*WHAT IS ASKED*: Count every line of the material that holds the string "адрес". Respond with the total only.

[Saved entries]
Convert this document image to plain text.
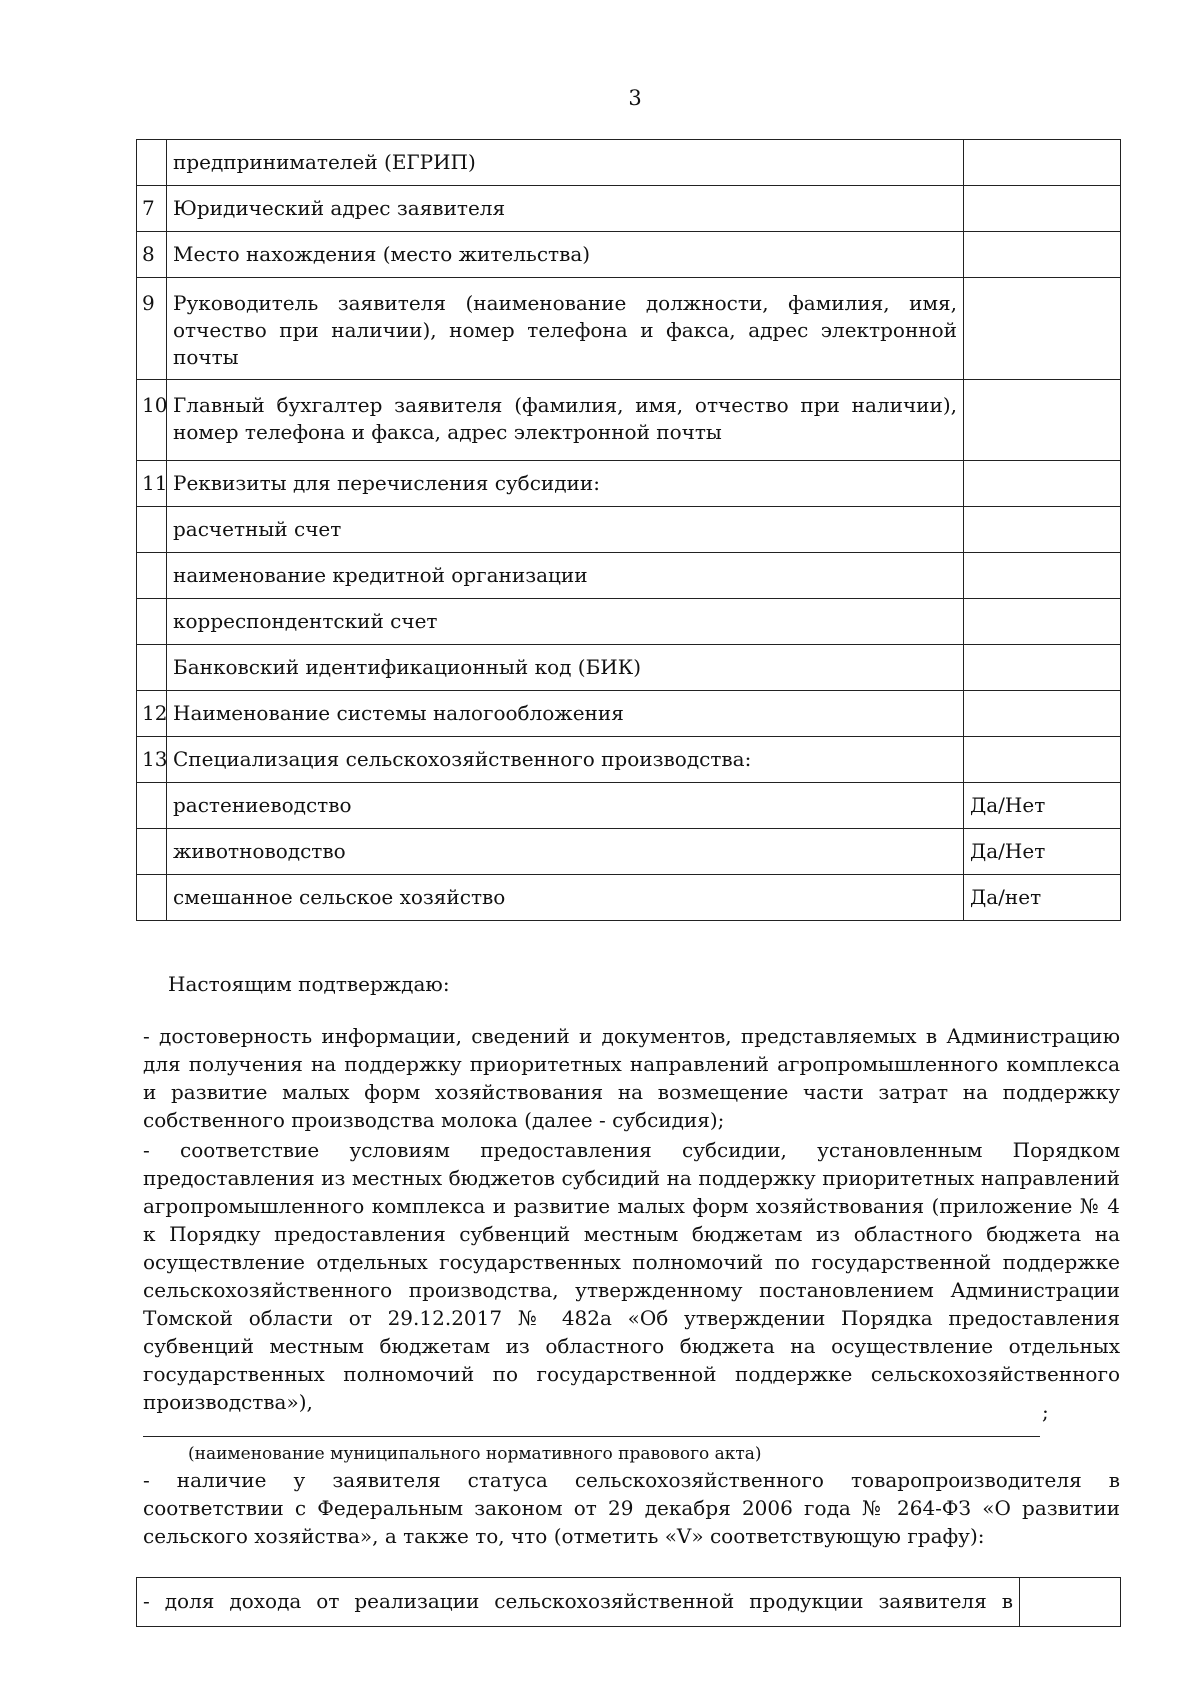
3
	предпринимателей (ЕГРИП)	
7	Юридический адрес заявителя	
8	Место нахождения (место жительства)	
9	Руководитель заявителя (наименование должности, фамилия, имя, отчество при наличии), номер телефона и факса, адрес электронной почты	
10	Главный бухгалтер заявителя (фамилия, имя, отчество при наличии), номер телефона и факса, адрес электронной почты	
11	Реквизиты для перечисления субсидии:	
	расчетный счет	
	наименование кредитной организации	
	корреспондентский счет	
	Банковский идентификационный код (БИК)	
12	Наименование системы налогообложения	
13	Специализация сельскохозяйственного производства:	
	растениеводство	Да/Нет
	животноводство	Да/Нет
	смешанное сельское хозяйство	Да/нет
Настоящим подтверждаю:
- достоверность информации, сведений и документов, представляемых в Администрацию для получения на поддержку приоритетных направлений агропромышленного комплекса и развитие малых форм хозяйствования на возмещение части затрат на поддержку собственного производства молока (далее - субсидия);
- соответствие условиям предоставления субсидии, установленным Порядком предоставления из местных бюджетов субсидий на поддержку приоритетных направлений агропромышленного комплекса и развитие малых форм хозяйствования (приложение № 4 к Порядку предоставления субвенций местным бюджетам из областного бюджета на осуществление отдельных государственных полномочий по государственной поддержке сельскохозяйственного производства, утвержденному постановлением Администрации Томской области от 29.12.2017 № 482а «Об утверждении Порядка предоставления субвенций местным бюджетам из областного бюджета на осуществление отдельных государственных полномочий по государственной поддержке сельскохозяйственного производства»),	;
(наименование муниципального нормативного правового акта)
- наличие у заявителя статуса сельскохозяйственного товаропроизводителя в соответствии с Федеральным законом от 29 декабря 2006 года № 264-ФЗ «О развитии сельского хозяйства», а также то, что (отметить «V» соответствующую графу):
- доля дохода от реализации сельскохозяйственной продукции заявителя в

--

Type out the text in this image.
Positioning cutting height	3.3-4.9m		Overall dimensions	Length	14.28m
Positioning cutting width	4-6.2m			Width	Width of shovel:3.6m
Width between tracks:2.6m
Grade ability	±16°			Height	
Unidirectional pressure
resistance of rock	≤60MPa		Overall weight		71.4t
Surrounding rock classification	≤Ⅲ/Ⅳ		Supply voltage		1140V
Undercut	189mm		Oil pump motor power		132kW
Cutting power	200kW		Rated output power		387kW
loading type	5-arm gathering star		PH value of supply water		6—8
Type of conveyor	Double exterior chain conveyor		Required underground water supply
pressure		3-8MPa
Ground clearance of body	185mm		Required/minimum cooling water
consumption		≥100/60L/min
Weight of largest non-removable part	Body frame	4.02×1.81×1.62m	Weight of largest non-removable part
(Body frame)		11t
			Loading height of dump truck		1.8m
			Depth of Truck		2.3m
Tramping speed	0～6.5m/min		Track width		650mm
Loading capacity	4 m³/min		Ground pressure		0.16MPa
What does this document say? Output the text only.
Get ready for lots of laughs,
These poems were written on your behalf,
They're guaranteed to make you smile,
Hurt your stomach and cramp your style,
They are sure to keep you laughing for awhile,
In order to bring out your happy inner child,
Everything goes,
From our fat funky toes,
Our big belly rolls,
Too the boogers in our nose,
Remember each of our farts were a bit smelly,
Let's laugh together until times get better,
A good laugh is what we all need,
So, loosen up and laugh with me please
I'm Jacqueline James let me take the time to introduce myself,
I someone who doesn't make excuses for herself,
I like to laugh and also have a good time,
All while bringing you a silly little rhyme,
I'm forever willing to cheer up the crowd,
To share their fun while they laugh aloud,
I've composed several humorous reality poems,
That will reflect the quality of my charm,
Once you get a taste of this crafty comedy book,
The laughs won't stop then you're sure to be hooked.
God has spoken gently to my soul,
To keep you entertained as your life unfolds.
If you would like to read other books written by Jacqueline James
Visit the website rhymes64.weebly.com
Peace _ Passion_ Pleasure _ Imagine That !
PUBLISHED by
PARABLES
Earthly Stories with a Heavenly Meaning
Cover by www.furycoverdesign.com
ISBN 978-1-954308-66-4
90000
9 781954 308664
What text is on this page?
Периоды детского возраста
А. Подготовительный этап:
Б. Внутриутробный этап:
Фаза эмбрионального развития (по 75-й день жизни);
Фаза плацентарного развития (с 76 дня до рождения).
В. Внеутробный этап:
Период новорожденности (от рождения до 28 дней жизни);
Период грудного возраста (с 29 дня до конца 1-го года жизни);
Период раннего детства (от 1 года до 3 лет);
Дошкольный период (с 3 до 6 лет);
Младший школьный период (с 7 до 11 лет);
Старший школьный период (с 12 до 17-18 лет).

*SOLUTION TO THIS EXERCISE*: 3